- _TASK STATEMENT_
In the records that follow, show each line where the word "structure" is present.

- _MATERIAL FOR THE TASK_
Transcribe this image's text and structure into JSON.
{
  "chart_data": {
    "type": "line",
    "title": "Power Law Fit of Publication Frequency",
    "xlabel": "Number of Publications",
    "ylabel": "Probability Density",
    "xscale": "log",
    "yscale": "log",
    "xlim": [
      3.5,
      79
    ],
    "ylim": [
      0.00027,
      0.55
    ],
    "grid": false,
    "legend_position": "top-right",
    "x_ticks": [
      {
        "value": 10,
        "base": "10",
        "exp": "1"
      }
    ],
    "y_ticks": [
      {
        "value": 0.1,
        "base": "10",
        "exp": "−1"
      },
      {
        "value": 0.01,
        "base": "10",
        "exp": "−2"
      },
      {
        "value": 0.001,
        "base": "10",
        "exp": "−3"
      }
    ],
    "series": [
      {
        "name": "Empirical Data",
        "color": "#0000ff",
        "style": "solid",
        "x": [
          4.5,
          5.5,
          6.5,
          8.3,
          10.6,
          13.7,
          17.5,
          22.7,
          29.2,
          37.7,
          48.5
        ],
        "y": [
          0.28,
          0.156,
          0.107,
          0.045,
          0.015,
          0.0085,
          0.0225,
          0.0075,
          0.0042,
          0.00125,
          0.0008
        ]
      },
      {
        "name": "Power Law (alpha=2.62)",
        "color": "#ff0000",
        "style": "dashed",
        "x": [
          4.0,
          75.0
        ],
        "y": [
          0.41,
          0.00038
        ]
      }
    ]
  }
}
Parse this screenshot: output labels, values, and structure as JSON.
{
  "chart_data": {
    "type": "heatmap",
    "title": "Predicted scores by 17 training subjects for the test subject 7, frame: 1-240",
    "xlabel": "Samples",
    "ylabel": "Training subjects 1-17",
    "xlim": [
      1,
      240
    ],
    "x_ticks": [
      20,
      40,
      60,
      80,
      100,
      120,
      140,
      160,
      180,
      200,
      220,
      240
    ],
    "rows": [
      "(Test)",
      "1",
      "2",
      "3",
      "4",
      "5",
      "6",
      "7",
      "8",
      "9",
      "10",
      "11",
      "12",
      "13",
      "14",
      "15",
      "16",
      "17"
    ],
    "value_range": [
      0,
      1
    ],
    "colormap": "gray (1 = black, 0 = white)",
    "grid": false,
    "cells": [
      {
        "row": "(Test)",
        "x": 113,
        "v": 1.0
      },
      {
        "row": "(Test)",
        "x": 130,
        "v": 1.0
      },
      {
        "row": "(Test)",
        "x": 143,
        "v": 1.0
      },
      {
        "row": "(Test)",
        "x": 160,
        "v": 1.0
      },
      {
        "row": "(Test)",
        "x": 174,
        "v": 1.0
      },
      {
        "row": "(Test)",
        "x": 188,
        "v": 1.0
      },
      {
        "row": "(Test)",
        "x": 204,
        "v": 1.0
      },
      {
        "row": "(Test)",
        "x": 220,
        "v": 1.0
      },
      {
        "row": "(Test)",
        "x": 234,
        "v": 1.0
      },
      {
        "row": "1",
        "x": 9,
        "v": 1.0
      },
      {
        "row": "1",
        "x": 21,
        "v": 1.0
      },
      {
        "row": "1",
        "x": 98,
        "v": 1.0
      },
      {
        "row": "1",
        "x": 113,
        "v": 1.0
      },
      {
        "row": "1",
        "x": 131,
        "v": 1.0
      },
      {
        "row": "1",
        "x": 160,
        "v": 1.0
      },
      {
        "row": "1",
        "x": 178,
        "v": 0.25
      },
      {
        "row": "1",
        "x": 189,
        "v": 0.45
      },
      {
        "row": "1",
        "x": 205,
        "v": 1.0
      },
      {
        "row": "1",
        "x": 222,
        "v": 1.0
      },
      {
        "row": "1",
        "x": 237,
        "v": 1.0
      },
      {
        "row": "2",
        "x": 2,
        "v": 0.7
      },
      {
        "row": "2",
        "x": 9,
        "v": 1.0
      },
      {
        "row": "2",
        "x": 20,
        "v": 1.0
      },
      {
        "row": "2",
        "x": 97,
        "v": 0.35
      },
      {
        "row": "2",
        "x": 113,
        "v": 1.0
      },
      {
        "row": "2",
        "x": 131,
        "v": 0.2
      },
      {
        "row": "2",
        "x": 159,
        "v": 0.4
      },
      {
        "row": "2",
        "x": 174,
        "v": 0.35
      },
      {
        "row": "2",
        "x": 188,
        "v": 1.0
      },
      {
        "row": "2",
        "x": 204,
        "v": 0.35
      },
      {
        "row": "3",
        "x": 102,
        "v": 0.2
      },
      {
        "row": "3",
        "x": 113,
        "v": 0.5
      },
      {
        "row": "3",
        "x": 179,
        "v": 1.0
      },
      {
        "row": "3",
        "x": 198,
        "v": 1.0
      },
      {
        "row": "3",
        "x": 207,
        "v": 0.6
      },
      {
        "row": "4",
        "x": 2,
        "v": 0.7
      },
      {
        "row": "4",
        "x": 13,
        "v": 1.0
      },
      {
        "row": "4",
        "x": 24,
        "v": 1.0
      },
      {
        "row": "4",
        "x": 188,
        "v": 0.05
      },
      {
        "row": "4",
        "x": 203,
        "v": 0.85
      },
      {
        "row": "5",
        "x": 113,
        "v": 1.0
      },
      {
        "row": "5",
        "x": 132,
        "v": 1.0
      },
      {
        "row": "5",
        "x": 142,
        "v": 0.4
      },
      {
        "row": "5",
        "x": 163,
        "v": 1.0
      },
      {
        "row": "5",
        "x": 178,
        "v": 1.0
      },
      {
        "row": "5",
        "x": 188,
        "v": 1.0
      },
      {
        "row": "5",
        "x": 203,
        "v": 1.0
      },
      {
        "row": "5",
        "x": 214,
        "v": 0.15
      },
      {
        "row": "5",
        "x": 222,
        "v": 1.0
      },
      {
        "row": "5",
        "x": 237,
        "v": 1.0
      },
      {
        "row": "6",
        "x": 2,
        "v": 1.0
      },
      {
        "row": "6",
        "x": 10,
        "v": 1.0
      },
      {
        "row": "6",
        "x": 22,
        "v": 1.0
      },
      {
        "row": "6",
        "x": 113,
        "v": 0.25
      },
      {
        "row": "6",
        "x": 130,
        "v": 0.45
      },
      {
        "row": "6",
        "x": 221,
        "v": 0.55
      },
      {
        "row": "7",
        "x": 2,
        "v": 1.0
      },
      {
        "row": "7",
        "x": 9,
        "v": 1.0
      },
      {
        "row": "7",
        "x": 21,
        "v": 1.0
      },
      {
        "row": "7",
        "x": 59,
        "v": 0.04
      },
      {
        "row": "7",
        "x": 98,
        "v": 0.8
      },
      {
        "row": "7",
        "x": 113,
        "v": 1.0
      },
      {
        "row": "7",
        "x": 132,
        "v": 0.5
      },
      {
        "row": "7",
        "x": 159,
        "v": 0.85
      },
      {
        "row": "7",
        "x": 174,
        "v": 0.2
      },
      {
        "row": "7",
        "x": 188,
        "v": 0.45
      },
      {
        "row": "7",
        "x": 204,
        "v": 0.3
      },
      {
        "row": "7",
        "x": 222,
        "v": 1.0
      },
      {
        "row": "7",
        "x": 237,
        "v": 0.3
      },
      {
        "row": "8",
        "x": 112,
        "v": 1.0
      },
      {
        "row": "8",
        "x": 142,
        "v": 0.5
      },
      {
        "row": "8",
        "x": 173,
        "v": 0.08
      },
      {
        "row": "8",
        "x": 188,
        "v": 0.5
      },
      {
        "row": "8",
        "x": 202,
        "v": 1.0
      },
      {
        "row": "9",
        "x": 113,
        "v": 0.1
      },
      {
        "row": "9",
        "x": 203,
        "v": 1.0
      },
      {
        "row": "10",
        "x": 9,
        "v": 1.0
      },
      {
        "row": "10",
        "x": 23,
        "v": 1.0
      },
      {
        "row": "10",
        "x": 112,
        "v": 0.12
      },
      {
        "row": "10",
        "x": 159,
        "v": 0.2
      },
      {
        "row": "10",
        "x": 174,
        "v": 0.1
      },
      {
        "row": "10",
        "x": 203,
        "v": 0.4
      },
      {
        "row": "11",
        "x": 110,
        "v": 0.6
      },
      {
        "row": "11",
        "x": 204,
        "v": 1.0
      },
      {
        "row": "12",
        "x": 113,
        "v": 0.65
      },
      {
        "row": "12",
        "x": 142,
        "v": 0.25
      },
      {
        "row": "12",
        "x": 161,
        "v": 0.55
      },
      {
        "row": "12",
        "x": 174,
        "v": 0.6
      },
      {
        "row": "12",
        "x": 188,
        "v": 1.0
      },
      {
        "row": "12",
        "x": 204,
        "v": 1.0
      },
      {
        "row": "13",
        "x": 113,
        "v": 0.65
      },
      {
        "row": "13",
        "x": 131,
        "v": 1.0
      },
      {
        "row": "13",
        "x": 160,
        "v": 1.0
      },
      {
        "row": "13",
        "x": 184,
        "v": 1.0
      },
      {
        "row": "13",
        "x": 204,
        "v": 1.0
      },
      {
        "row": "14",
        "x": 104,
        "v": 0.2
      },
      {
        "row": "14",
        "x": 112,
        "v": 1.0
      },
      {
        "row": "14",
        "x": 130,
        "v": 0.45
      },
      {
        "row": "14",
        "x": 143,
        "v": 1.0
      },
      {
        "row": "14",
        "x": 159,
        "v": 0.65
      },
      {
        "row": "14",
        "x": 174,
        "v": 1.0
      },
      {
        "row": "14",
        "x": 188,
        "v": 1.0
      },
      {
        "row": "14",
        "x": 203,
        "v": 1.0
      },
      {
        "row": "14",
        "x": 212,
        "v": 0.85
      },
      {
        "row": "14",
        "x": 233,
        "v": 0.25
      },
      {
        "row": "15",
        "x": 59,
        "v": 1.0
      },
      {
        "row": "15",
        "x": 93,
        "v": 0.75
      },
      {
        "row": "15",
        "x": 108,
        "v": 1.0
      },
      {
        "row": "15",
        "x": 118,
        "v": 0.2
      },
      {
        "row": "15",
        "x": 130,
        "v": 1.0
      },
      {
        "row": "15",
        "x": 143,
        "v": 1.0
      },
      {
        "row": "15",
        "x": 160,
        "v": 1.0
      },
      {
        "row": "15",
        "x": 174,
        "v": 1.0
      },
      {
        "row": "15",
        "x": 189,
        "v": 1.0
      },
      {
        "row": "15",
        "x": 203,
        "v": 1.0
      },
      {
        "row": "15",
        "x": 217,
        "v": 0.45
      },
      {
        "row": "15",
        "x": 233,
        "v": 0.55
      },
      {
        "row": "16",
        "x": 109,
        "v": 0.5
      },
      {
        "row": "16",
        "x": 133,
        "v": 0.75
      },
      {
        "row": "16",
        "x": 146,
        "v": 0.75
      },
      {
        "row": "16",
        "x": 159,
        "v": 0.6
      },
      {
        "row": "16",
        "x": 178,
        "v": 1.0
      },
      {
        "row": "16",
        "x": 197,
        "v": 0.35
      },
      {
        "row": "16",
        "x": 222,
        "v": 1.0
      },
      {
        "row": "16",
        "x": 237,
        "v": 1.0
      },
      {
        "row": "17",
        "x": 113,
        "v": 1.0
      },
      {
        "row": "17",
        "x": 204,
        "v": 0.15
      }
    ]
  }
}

- _RESULT OF THIS EXERCISE_
Transcribe this image's text and structure into JSON.
Parse this screenshot: output labels, values, and structure as JSON.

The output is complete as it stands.